Collected data
--

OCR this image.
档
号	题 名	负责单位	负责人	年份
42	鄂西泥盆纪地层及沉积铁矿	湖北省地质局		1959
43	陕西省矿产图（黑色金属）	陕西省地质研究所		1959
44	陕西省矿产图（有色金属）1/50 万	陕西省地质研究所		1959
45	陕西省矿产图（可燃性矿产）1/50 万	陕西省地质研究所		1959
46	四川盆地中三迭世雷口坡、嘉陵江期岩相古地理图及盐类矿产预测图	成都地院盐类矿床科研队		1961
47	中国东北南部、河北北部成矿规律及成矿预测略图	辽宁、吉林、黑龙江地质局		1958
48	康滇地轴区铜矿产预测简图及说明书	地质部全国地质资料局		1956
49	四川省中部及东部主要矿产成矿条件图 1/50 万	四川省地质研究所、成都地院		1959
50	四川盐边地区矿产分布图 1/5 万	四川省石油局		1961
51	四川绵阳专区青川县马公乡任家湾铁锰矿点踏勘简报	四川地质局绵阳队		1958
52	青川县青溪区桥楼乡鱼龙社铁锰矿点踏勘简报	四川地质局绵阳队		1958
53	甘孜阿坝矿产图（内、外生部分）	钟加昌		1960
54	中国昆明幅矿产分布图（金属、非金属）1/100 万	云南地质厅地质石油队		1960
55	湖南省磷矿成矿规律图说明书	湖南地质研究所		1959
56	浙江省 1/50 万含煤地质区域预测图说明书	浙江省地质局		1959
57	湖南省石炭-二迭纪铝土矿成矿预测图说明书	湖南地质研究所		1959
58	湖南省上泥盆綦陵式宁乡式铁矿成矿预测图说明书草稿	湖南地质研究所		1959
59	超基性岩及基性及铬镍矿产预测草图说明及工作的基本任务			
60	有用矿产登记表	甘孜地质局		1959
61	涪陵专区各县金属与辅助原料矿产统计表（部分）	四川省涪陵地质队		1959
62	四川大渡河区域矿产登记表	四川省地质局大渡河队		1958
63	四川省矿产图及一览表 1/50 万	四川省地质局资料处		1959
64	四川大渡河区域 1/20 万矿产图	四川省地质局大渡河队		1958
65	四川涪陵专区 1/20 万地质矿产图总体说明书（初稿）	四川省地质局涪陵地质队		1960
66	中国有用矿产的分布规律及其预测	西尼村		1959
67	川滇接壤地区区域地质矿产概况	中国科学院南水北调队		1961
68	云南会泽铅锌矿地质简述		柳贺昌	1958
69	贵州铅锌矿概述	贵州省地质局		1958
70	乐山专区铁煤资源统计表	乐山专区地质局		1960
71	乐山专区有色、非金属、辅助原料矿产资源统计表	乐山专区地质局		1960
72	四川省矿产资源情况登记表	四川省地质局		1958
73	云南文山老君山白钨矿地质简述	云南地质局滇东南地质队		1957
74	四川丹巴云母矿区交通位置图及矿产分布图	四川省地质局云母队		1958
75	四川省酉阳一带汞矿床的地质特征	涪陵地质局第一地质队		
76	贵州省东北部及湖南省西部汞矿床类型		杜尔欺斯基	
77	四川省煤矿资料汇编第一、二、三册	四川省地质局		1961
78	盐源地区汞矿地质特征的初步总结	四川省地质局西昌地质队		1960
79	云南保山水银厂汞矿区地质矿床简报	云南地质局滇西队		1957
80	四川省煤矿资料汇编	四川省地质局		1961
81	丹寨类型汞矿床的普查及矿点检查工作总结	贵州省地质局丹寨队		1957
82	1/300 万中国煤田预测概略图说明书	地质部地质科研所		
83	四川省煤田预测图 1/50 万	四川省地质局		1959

--

## [Exercise goal]
Show the lines of the records that include the string "湖南地质研究所".

## [Result below]
55	湖南省磷矿成矿规律图说明书	湖南地质研究所		1959
57	湖南省石炭-二迭纪铝土矿成矿预测图说明书	湖南地质研究所		1959
58	湖南省上泥盆綦陵式宁乡式铁矿成矿预测图说明书草稿	湖南地质研究所		1959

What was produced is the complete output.